April 30, 2025
Thailand to Strengthen Supervision of Critical Retail Payment Systems

The Bank of Thailand (BOT) is accepting public comments until May 2, 2025, on three draft notifications that will institute an enhanced supervision scheme and impose additional requirements for systemically important retail payment system (SIRPS) operators to align with international standards and encourage open infrastructure and competition. The SIRPS operators will be determined by the BOT from the “designated payment system operators” under the Payment Systems Act B.E. 2560 (2017).

SIRPS Designation

The BOT will announce a list of payment system operators designated as SIRPS operators and thus subject to enhanced supervision. The BOT will evaluate whether the payment system operator should be deemed a SIRPS operator when it meets the criteria in either the BOT’s quantitative or qualitative assessments, which cover the following:

  • Quantitative assessment: The payment system’s transaction values, market share, cross-border payment network scale and value, and settlement with other financial market infrastructure.
  • Qualitative assessment: The payment system’s function as a part of the country’s payment system infrastructure, the significance of the system users’ roles in the payment services, the substitutability of the payment system, and the impact level on the public and users in the event of an emergency or system suspension.

----------------------------------------

= OBJECTIVES =
#1 According to the article on Thailand's payment system supervision, until what date is the Bank of Thailand accepting public comments on the draft notifications?
#2 Duplicate a portion of the article on Thailand's payment system supervision: begin at the words "The Bank of" and stop after "B.E. 2560 (2017).".
#3 Pick up the article on Thailand's retail payment system supervision from where it stops and continue it.

= DATA ENTRIES =
----------------------------------------

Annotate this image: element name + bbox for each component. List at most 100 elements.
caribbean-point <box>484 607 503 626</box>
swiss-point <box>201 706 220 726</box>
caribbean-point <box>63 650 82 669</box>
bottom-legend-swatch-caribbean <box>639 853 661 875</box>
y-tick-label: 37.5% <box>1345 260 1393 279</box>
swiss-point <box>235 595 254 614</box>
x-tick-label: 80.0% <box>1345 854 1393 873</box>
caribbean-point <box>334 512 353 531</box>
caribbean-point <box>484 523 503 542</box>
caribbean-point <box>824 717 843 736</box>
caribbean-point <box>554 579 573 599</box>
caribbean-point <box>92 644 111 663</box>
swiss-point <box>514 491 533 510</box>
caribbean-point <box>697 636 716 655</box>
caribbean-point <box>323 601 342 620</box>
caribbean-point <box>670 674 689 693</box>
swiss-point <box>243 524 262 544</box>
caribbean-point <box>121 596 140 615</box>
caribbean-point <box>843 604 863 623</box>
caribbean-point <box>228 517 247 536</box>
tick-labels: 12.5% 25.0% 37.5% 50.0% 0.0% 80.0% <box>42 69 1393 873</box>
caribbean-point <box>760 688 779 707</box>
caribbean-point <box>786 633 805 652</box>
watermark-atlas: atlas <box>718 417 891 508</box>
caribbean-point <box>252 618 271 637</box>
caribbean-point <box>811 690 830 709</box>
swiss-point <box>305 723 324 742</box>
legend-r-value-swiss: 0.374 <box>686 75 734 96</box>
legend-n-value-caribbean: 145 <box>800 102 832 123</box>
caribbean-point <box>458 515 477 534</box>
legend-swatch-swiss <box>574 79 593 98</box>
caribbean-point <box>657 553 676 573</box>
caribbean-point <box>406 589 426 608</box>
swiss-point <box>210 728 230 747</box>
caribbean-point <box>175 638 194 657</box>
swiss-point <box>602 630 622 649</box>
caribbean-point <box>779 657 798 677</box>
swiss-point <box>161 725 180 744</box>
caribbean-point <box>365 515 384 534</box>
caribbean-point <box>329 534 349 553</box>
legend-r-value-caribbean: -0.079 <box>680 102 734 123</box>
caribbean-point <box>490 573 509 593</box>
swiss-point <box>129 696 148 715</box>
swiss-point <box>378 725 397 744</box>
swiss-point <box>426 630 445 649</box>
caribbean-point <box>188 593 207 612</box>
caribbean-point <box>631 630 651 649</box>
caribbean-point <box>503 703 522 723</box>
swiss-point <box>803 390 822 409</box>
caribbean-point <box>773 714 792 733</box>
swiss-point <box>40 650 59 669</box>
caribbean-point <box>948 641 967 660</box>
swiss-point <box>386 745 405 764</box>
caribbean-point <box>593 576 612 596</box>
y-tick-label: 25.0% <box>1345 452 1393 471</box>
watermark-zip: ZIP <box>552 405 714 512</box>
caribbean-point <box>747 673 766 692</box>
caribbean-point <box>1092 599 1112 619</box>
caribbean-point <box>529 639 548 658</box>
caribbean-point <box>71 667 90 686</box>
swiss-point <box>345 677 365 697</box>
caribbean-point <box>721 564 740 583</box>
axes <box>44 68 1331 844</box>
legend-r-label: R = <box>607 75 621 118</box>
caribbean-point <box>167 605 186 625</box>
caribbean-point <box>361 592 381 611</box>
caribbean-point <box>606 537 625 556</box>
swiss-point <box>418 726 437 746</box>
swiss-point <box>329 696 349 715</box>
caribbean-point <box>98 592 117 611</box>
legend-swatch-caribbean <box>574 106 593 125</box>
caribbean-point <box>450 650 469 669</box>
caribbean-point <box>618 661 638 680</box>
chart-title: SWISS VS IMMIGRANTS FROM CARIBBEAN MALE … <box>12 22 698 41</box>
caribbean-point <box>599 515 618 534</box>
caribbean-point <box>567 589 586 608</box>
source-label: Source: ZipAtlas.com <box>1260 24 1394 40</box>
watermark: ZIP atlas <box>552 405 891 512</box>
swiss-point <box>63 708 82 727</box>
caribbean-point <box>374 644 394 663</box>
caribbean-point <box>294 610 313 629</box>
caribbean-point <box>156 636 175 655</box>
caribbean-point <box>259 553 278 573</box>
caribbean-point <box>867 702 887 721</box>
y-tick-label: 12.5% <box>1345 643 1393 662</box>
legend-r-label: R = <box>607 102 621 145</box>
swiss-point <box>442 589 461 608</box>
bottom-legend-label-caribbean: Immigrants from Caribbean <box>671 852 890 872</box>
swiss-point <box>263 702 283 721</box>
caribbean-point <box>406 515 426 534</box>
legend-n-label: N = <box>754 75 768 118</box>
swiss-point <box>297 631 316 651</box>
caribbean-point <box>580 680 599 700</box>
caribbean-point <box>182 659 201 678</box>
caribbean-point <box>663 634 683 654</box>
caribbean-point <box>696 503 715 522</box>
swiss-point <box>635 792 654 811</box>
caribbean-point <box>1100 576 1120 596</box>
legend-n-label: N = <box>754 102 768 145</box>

----------------------------------------

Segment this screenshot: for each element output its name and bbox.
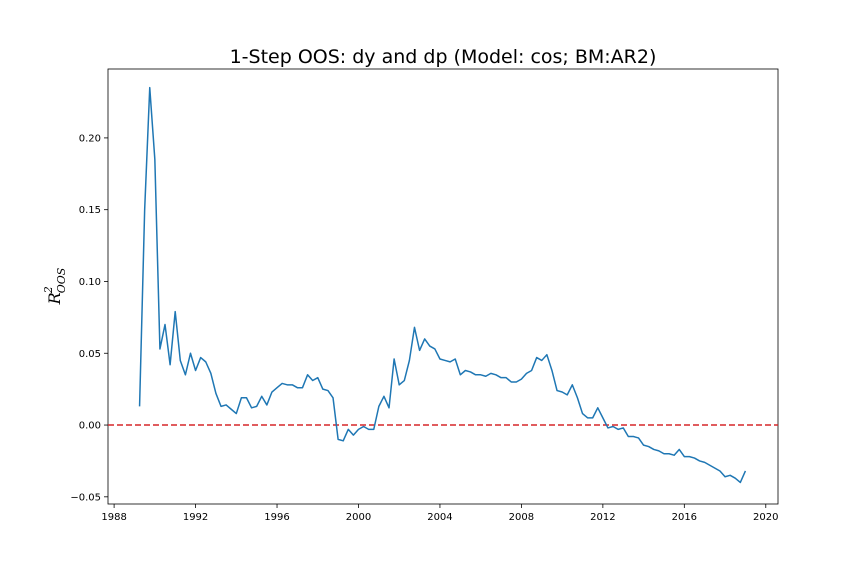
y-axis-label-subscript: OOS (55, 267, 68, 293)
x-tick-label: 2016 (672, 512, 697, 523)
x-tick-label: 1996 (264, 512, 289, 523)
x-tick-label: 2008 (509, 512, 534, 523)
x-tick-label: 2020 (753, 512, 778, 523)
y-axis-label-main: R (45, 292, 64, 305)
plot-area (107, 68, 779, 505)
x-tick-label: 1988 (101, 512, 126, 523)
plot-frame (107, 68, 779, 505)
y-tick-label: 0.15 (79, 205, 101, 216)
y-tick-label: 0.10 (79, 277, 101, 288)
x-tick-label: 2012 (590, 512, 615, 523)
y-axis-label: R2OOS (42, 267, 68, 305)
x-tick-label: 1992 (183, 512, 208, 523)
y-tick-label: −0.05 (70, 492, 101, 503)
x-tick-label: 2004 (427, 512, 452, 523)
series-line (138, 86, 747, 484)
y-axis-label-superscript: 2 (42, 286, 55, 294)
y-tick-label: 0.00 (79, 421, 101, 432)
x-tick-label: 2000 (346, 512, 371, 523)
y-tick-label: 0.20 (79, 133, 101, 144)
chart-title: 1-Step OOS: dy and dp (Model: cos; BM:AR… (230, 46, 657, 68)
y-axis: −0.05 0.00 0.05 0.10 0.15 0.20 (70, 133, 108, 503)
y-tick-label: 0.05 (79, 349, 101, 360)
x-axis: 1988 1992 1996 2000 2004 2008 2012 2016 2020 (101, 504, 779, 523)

----------------------------------------

= REPLIES =
#1 May 2, 2025

#2
The Bank of Thailand (BOT) is accepting public comments until May 2, 2025, on three draft notifications that will institute an enhanced supervision scheme and impose additional requirements for systemically important retail payment system (SIRPS) operators to align with international standards and encourage open infrastructure and competition. The SIRPS operators will be determined by the BOT from the “designated payment system operators” under the Payment Systems Act B.E. 2560 (2017).

#3
Supervision of SIRPS Business Operations

SIRPS operators will be subject to heightened supervision in three areas, in addition to various BOT regulations on designated payment system supervision, as follows:

  • Governance: SIRPS operators will be required to have a balanced board composition with an independent director and directors with varied expertise, establish subcommittees to assist the board in supervising the operator’s compliance with its policy and strategy, and have senior executives overseeing risk and technology security separately from the executives overseeing business operations.
  • Risk management and security: SIRPS operators will be required to have comprehensive risk management to ensure system stability and security. This includes having a clear service agreement and tools for monitoring and managing legal, credit, liquidity, and fraud risks. Emergency plans must cover IT and non-IT disruptions, with annual tests and the ability to recover within two hours of a disruption.
  • User protection and competition: There must be transparent and fair criteria for accessing and exiting the system. In addition, SIRPS operators must establish business agreements (scheme rules) in accordance with guidelines to be established by a new working group called the Payment Strategy Forum (PSF). These guidelines will pertain to mechanisms for stakeholder feedback and other pertinent issues. SIRPS operators must also take any PSF and BOT comments on their scheme rules, and the BOT may require SIRPS operators to amend their rules where appropriate. The fee structures—both the fees that a SIRPS operator charges its system users and the fees that system users charge their payment service users (e.g., merchants)—must be fair, developed taking stakeholder and PSF feedback into account. SIRPS operators and system users will be required to notify the BOT of new or changed fee structures within the BOT-prescribed timeframe, and the BOT has discretion to request additional information, oppose the fee structure, or prescribe conditions for the operators and system users before implementation of the fee structure.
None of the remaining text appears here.